Aim: Leave out the pictures and return every entry exactly as it appears.

Data records

☆ ☆ ☆ ☆ ☆ ☆ ☆

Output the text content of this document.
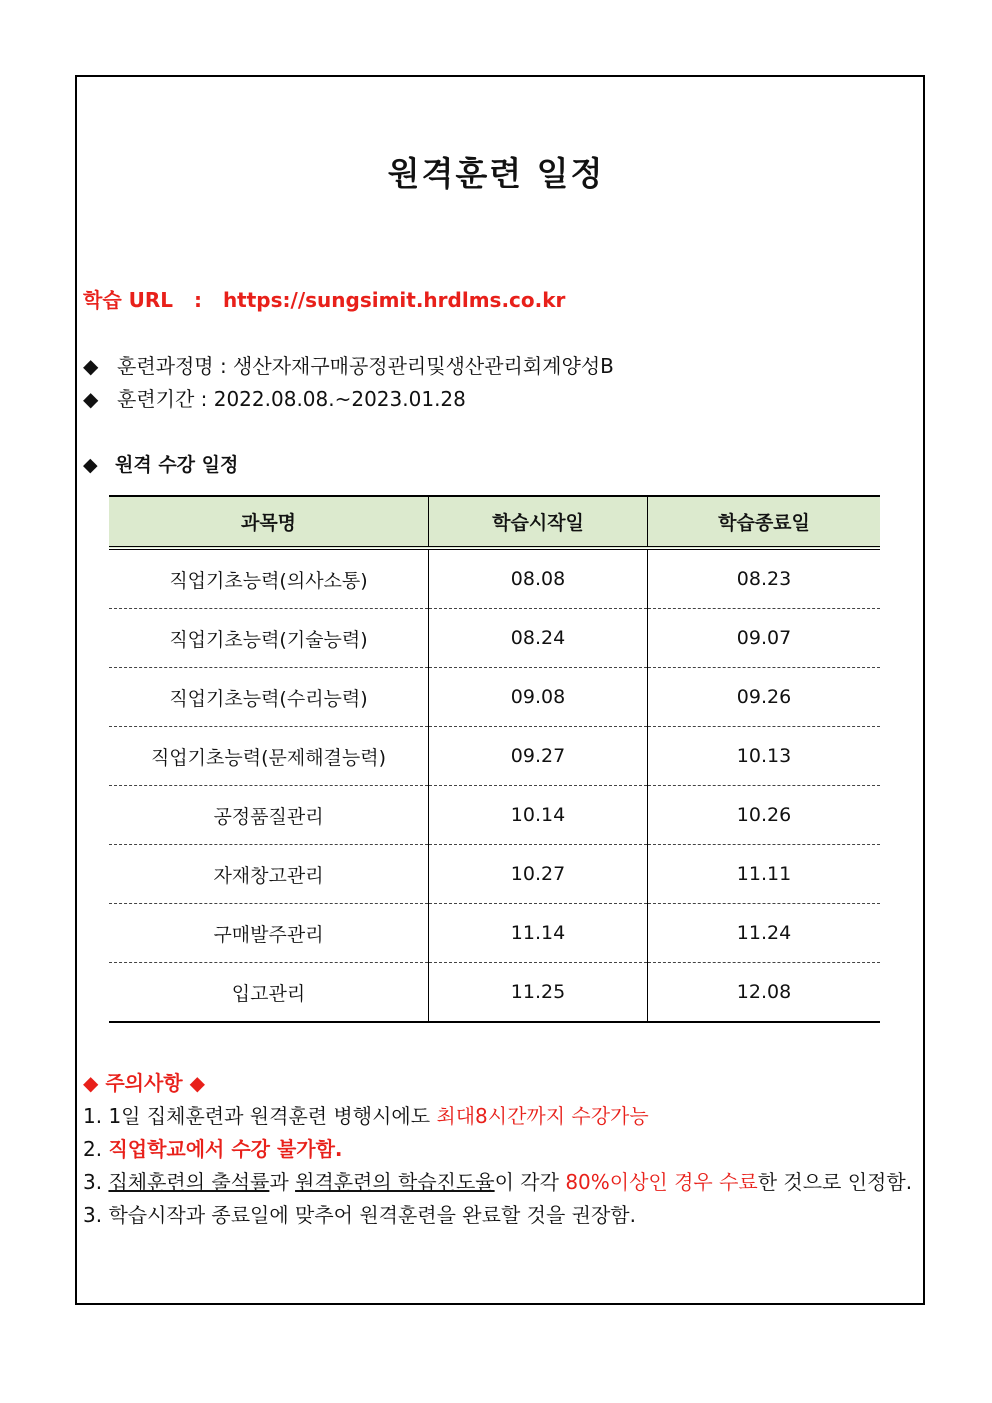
원격훈련 일정
학습 URL : https://sungsimit.hrdlms.co.kr
◆ 훈련과정명 : 생산자재구매공정관리및생산관리회계양성B
◆ 훈련기간 : 2022.08.08.~2023.01.28
◆ 원격 수강 일정
과목명	학습시작일	학습종료일
직업기초능력(의사소통)	08.08	08.23
직업기초능력(기술능력)	08.24	09.07
직업기초능력(수리능력)	09.08	09.26
직업기초능력(문제해결능력)	09.27	10.13
공정품질관리	10.14	10.26
자재창고관리	10.27	11.11
구매발주관리	11.14	11.24
입고관리	11.25	12.08
◆ 주의사항 ◆
1. 1일 집체훈련과 원격훈련 병행시에도 최대8시간까지 수강가능
2. 직업학교에서 수강 불가함.
3. 집체훈련의 출석률과 원격훈련의 학습진도율이 각각 80%이상인 경우 수료한 것으로 인정함.
3. 학습시작과 종료일에 맞추어 원격훈련을 완료할 것을 권장함.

☆ ☆ ☆ ☆ ☆ ☆ ☆

Exercise response:
Output the text content of this document.
원격훈련 일정
학습 URL : https://sungsimit.hrdlms.co.kr
◆ 훈련과정명 : 생산자재구매공정관리및생산관리회계양성B
◆ 훈련기간 : 2022.08.08.~2023.01.28
◆ 원격 수강 일정
과목명	학습시작일	학습종료일
직업기초능력(의사소통)	08.08	08.23
직업기초능력(기술능력)	08.24	09.07
직업기초능력(수리능력)	09.08	09.26
직업기초능력(문제해결능력)	09.27	10.13
공정품질관리	10.14	10.26
자재창고관리	10.27	11.11
구매발주관리	11.14	11.24
입고관리	11.25	12.08
◆ 주의사항 ◆
1. 1일 집체훈련과 원격훈련 병행시에도 최대8시간까지 수강가능
2. 직업학교에서 수강 불가함.
3. 집체훈련의 출석률과 원격훈련의 학습진도율이 각각 80%이상인 경우 수료한 것으로 인정함.
3. 학습시작과 종료일에 맞추어 원격훈련을 완료할 것을 권장함.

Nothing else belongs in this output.